Provided data
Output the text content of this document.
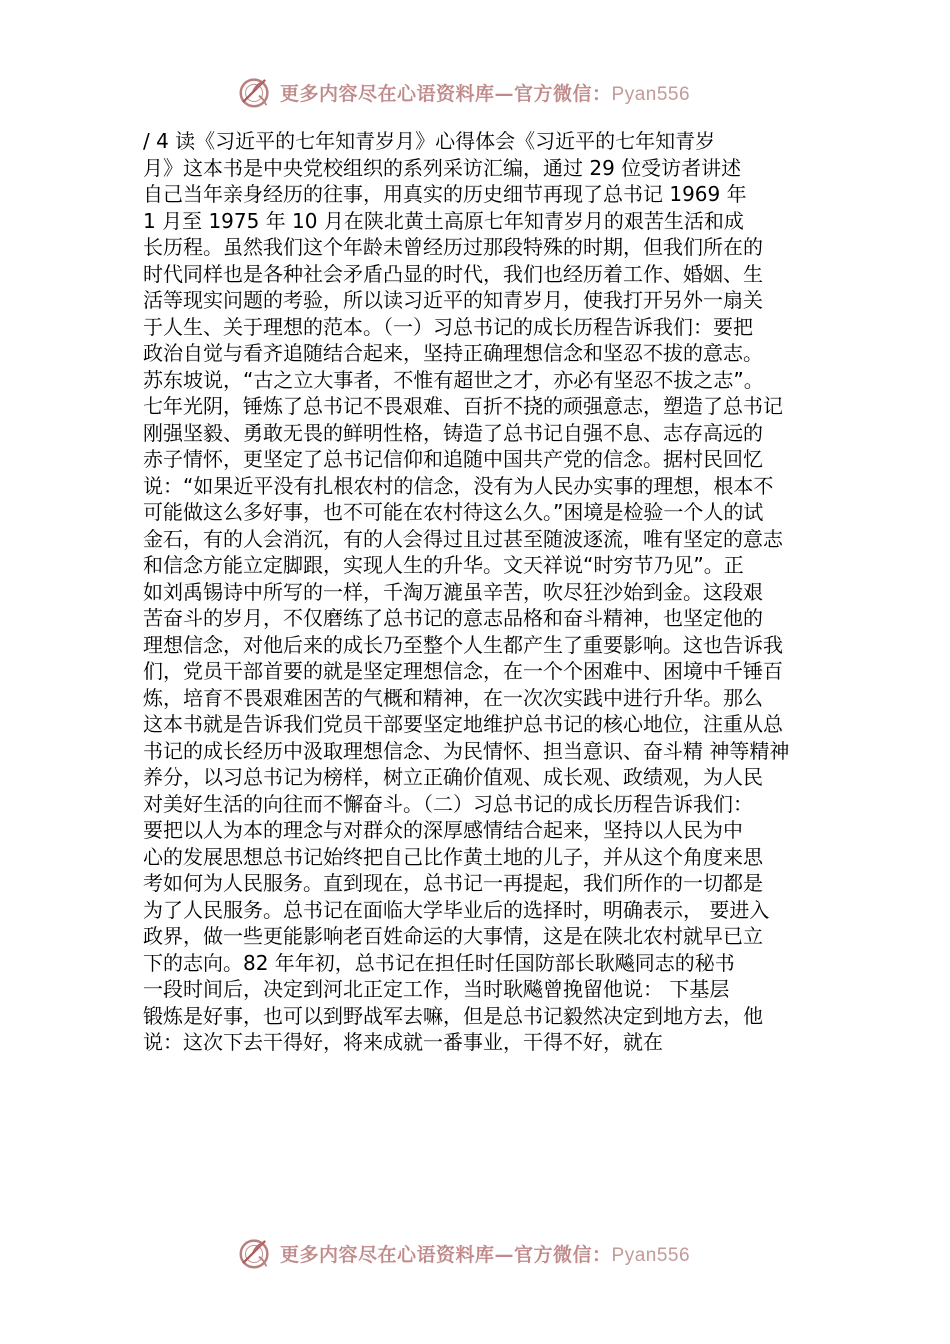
更多内容尽在心语资料库—官方微信：Pyan556
/ 4 读《习近平的七年知青岁月》心得体会《习近平的七年知青岁
月》这本书是中央党校组织的系列采访汇编，通过 29 位受访者讲述
自己当年亲身经历的往事，用真实的历史细节再现了总书记 1969 年
1 月至 1975 年 10 月在陕北黄土高原七年知青岁月的艰苦生活和成
长历程。虽然我们这个年龄未曾经历过那段特殊的时期，但我们所在的
时代同样也是各种社会矛盾凸显的时代，我们也经历着工作、婚姻、生
活等现实问题的考验，所以读习近平的知青岁月，使我打开另外一扇关
于人生、关于理想的范本。（一）习总书记的成长历程告诉我们：要把
政治自觉与看齐追随结合起来，坚持正确理想信念和坚忍不拔的意志。
苏东坡说，“古之立大事者，不惟有超世之才，亦必有坚忍不拔之志”。
七年光阴，锤炼了总书记不畏艰难、百折不挠的顽强意志，塑造了总书记
刚强坚毅、勇敢无畏的鲜明性格，铸造了总书记自强不息、志存高远的
赤子情怀，更坚定了总书记信仰和追随中国共产党的信念。据村民回忆
说：“如果近平没有扎根农村的信念，没有为人民办实事的理想，根本不
可能做这么多好事，也不可能在农村待这么久。”困境是检验一个人的试
金石，有的人会消沉，有的人会得过且过甚至随波逐流，唯有坚定的意志
和信念方能立定脚跟，实现人生的升华。文天祥说“时穷节乃见”。正
如刘禹锡诗中所写的一样，千淘万漉虽辛苦，吹尽狂沙始到金。这段艰
苦奋斗的岁月，不仅磨练了总书记的意志品格和奋斗精神，也坚定他的
理想信念，对他后来的成长乃至整个人生都产生了重要影响。这也告诉我
们，党员干部首要的就是坚定理想信念，在一个个困难中、困境中千锤百
炼，培育不畏艰难困苦的气概和精神，在一次次实践中进行升华。那么
这本书就是告诉我们党员干部要坚定地维护总书记的核心地位，注重从总
书记的成长经历中汲取理想信念、为民情怀、担当意识、奋斗精 神等精神
养分，以习总书记为榜样，树立正确价值观、成长观、政绩观，为人民
对美好生活的向往而不懈奋斗。（二）习总书记的成长历程告诉我们：
要把以人为本的理念与对群众的深厚感情结合起来，坚持以人民为中
心的发展思想总书记始终把自己比作黄土地的儿子，并从这个角度来思
考如何为人民服务。直到现在，总书记一再提起，我们所作的一切都是
为了人民服务。总书记在面临大学毕业后的选择时，明确表示， 要进入
政界，做一些更能影响老百姓命运的大事情，这是在陕北农村就早已立
下的志向。82 年年初，总书记在担任时任国防部长耿飚同志的秘书
一段时间后，决定到河北正定工作，当时耿飚曾挽留他说： 下基层
锻炼是好事，也可以到野战军去嘛，但是总书记毅然决定到地方去，他
说：这次下去干得好，将来成就一番事业，干得不好，就在
更多内容尽在心语资料库—官方微信：Pyan556
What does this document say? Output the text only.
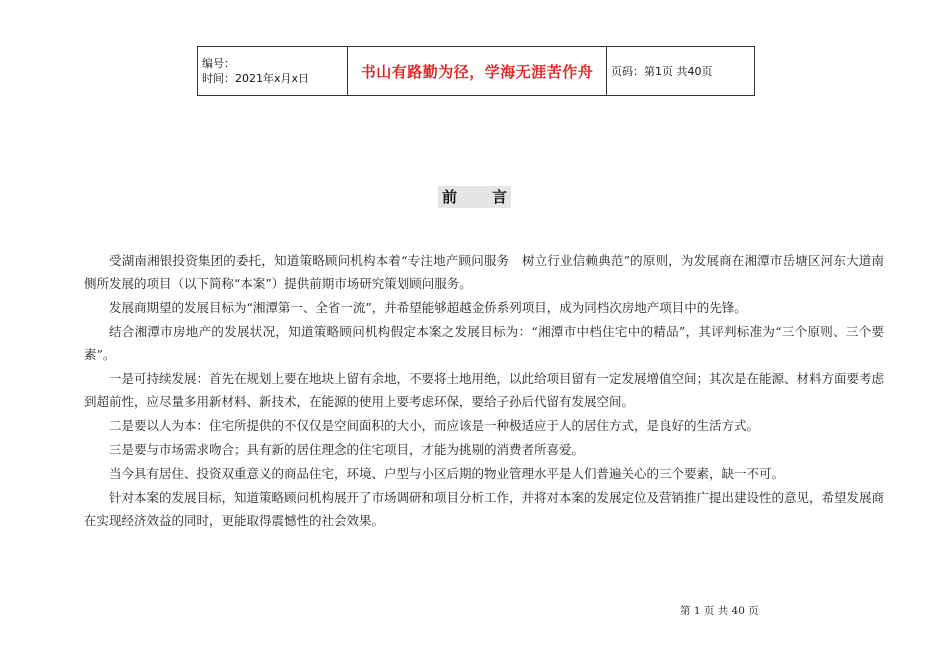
编号：
时间：2021年x月x日	书山有路勤为径，学海无涯苦作舟	页码：第1页 共40页
前 言

受湖南湘银投资集团的委托，知道策略顾问机构本着“专注地产顾问服务　树立行业信赖典范”的原则，为发展商在湘潭市岳塘区河东大道南侧所发展的项目（以下简称“本案”）提供前期市场研究策划顾问服务。

发展商期望的发展目标为“湘潭第一、全省一流”，并希望能够超越金侨系列项目，成为同档次房地产项目中的先锋。

结合湘潭市房地产的发展状况，知道策略顾问机构假定本案之发展目标为：“湘潭市中档住宅中的精品”，其评判标准为“三个原则、三个要素”。

一是可持续发展：首先在规划上要在地块上留有余地，不要将土地用绝，以此给项目留有一定发展增值空间；其次是在能源、材料方面要考虑到超前性，应尽量多用新材料、新技术，在能源的使用上要考虑环保，要给子孙后代留有发展空间。

二是要以人为本：住宅所提供的不仅仅是空间面积的大小，而应该是一种极适应于人的居住方式，是良好的生活方式。

三是要与市场需求吻合；具有新的居住理念的住宅项目，才能为挑剔的消费者所喜爱。

当今具有居住、投资双重意义的商品住宅，环境、户型与小区后期的物业管理水平是人们普遍关心的三个要素，缺一不可。

针对本案的发展目标，知道策略顾问机构展开了市场调研和项目分析工作，并将对本案的发展定位及营销推广提出建设性的意见，希望发展商在实现经济效益的同时，更能取得震憾性的社会效果。

第 1 页 共 40 页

Exercise description
Track down every line of the material containing the string "this", and copy it.

Exercise answer
Output the text content of this document.
What does this document say? Output the text only.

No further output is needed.